* **Task prompt**: Using the data beneath, show every line that includes the word "circle".

* **Record extracts**:
— start —
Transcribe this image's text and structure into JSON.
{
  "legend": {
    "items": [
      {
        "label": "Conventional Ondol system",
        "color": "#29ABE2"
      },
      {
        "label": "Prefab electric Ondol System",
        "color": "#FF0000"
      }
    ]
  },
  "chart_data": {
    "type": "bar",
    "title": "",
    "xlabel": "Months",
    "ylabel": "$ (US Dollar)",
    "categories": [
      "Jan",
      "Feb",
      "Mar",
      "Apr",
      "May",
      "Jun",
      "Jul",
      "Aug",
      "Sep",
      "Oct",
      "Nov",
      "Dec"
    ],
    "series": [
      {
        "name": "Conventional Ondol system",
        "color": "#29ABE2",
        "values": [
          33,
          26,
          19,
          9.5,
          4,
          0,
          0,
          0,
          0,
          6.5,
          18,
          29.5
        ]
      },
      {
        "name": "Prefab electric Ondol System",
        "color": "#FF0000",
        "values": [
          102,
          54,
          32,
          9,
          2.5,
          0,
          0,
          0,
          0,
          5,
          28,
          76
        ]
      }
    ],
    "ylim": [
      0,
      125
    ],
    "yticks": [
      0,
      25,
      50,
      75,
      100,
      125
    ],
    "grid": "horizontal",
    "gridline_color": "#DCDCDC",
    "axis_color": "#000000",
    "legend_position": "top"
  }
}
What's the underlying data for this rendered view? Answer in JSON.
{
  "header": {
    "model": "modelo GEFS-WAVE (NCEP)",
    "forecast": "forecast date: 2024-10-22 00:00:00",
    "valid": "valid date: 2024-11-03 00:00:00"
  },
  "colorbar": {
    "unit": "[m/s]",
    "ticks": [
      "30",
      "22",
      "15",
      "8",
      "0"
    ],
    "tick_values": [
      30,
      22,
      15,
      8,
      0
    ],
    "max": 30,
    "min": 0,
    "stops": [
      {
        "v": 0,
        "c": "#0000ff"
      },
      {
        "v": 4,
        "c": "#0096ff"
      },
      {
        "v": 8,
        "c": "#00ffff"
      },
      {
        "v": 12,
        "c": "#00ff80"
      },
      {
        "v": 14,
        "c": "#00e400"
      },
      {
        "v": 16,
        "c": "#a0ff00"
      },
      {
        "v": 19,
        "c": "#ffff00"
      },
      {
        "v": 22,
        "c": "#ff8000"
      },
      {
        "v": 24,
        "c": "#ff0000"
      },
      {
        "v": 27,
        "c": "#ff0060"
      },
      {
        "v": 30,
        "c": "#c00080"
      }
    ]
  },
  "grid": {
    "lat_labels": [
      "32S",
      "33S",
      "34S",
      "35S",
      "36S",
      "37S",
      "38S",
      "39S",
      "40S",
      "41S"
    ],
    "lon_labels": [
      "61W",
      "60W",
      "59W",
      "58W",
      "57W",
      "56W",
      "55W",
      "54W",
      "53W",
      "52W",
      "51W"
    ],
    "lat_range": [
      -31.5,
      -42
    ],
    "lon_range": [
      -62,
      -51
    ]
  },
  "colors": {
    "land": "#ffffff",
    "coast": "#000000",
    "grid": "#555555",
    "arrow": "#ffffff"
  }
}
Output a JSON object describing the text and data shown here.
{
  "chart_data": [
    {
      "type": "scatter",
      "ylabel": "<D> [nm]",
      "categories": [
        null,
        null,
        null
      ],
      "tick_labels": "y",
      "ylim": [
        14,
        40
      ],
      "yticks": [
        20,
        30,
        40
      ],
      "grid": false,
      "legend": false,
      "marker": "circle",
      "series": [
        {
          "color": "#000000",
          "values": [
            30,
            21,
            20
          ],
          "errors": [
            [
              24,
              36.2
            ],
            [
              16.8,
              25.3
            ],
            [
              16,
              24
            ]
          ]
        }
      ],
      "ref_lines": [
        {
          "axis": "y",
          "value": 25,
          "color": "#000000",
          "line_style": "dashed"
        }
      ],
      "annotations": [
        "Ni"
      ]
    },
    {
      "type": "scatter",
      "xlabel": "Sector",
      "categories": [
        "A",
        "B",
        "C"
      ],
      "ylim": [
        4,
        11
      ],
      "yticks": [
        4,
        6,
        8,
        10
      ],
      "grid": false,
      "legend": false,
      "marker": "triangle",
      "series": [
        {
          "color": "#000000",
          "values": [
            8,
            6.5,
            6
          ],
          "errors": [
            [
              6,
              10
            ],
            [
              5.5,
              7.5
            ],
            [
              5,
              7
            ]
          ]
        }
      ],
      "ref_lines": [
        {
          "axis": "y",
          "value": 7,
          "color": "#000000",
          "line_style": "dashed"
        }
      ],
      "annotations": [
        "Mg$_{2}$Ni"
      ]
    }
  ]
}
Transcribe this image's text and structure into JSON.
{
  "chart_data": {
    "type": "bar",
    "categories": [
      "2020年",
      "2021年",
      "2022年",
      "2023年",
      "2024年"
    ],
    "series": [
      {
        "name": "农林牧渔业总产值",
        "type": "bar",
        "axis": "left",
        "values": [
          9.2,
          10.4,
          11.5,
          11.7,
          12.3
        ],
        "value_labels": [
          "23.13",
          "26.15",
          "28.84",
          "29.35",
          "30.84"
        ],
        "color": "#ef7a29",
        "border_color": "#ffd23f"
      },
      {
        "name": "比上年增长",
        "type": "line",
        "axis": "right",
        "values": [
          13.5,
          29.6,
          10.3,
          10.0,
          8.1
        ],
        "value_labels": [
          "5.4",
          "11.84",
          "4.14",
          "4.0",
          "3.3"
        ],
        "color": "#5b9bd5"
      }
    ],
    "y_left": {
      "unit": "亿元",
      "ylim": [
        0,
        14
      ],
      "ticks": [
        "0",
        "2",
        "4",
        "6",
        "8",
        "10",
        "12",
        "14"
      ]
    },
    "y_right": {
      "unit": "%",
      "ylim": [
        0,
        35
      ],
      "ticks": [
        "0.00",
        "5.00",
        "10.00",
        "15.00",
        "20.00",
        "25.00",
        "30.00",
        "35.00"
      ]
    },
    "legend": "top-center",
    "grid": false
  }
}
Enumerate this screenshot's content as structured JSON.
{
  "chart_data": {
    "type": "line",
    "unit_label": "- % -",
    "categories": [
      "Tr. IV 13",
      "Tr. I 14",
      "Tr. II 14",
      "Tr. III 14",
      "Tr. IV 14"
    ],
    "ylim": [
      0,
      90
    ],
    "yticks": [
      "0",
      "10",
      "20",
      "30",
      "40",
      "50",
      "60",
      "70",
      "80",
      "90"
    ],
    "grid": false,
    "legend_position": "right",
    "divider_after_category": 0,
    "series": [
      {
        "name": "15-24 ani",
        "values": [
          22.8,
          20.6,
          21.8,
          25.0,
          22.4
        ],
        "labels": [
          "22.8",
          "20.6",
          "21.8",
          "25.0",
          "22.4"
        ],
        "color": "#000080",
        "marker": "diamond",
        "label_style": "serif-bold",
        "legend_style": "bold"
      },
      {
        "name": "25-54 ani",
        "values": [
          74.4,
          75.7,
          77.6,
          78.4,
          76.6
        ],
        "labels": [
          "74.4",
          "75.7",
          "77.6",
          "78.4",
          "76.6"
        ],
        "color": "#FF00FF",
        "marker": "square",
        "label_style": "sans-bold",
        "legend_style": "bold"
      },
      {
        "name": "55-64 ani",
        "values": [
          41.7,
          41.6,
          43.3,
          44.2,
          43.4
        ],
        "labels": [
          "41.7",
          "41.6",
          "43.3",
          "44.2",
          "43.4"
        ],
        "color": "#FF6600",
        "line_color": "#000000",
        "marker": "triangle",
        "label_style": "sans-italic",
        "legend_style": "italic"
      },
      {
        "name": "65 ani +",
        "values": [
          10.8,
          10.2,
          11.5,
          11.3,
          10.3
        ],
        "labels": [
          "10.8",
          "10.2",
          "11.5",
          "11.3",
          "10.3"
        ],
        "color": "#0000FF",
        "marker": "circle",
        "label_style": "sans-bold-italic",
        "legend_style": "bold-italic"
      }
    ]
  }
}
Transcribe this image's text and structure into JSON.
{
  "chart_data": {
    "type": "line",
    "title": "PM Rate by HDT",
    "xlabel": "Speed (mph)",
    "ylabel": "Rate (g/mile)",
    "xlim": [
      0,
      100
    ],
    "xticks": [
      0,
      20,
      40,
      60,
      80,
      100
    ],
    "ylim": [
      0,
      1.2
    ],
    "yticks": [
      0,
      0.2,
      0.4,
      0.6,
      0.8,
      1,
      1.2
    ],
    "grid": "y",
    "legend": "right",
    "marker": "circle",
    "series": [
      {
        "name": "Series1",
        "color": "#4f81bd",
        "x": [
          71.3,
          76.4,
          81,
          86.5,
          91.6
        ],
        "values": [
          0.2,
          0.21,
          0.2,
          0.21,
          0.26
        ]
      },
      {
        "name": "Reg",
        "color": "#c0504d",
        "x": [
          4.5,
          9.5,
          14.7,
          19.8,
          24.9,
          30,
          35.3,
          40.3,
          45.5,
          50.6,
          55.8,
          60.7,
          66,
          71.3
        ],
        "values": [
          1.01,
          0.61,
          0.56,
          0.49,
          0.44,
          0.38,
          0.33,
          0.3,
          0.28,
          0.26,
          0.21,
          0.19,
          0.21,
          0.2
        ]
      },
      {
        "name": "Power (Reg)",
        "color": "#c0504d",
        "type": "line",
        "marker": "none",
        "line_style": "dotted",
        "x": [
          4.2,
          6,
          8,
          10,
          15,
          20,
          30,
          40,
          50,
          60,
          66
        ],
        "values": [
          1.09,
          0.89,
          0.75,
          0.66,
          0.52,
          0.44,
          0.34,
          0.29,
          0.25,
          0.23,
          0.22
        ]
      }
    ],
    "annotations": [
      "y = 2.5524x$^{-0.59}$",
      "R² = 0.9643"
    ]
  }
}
— end —
* **Final result**:
      "marker": "circle",
        "marker": "circle",
    "marker": "circle",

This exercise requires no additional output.